Input =

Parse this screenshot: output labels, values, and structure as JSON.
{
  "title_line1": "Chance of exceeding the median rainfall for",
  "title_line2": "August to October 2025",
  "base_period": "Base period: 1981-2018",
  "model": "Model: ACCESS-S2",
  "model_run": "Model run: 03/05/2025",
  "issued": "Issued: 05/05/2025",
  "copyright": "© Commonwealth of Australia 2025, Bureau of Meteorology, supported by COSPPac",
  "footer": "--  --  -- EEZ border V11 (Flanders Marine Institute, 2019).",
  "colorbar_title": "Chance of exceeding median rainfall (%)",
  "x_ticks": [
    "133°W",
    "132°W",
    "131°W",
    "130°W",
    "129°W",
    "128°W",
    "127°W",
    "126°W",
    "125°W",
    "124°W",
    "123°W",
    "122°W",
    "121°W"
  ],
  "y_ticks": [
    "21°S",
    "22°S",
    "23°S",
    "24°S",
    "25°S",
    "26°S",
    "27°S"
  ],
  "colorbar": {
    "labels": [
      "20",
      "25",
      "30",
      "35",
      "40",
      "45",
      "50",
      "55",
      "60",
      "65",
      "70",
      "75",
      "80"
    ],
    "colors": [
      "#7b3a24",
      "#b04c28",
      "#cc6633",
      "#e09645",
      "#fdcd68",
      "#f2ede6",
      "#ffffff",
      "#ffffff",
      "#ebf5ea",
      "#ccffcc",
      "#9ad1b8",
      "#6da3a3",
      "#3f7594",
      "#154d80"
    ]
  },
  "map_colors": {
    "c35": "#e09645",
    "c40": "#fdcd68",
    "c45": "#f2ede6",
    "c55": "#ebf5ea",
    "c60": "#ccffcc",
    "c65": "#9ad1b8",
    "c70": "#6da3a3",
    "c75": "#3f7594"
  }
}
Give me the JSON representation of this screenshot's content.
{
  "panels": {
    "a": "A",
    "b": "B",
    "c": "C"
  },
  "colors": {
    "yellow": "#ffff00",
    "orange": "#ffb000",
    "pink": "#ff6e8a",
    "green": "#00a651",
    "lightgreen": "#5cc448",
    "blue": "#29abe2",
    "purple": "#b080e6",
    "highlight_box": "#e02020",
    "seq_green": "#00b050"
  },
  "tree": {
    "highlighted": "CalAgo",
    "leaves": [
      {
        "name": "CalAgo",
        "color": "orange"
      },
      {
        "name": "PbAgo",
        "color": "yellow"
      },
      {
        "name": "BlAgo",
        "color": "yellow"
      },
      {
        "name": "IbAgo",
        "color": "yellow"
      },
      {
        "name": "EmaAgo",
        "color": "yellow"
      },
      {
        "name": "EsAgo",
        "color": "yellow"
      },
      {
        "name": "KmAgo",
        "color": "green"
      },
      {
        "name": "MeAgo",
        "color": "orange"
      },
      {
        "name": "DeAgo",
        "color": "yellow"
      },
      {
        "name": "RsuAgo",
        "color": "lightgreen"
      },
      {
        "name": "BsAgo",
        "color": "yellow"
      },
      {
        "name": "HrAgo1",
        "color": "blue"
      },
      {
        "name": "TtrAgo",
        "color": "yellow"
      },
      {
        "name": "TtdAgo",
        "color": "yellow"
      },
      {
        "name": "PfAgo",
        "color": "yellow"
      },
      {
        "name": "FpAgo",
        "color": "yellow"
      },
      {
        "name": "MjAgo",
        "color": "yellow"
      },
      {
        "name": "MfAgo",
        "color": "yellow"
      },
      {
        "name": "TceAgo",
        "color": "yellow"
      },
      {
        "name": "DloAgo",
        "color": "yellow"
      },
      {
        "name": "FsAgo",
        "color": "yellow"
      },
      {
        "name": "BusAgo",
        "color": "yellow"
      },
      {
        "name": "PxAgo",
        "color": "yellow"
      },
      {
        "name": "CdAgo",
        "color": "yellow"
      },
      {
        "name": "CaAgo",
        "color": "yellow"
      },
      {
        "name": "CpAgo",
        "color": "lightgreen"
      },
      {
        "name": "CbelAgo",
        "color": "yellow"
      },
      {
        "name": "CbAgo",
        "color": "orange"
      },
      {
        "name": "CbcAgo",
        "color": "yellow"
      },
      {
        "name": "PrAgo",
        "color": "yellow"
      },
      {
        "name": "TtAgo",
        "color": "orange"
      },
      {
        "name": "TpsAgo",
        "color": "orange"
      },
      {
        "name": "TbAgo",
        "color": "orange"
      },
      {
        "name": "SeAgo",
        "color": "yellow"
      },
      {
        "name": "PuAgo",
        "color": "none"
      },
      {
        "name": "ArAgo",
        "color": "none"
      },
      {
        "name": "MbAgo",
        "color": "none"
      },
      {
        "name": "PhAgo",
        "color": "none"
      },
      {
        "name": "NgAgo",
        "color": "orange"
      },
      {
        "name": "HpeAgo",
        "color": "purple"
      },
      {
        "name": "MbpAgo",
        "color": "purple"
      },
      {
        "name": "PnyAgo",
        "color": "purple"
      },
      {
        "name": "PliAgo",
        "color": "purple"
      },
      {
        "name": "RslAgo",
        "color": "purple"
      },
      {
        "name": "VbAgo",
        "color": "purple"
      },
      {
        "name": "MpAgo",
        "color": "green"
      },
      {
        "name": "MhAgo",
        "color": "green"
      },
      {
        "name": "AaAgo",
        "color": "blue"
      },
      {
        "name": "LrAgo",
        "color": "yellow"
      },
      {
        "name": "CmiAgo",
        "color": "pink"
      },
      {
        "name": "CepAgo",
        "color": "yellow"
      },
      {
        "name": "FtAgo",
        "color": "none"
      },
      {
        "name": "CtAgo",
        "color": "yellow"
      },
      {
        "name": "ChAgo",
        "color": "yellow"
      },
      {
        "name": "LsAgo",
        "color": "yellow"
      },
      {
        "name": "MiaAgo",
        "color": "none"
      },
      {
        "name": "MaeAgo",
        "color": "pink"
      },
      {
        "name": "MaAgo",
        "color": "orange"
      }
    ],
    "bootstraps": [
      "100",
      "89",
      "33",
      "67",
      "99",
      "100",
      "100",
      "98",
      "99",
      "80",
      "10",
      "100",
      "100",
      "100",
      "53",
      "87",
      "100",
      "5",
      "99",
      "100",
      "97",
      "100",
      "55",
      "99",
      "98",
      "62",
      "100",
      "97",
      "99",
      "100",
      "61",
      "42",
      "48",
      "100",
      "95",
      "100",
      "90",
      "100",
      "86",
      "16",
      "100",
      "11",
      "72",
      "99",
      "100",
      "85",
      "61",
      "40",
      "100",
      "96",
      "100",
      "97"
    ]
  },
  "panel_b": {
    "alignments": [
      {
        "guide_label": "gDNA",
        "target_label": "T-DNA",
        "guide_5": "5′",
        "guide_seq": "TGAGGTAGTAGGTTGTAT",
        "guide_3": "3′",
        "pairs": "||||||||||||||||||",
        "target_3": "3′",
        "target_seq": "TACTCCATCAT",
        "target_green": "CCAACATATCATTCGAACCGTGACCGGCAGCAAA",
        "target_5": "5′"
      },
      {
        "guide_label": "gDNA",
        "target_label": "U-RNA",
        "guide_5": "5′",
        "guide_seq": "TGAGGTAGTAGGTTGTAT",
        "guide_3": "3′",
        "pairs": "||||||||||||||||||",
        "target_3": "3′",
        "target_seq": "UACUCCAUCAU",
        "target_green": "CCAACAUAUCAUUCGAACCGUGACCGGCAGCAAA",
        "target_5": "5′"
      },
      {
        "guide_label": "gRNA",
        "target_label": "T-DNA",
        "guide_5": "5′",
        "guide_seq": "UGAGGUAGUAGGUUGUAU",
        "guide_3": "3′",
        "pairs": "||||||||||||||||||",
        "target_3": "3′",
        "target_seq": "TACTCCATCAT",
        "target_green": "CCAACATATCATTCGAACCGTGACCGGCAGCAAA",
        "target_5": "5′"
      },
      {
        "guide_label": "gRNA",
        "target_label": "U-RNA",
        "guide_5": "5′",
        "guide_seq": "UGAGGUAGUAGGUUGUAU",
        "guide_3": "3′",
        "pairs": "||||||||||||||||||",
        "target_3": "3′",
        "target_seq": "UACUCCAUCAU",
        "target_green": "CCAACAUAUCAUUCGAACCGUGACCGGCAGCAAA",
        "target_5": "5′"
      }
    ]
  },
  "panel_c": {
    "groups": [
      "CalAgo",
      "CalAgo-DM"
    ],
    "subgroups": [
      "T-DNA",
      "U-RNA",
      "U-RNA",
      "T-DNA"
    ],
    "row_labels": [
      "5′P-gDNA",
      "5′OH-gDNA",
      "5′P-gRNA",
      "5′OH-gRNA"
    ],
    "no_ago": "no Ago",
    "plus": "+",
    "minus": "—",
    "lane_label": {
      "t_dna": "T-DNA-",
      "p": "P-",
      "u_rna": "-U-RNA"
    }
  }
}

Job =
Identify how many lines in the entries above include the string "gDNA", then state that number alone.

Full solution =
4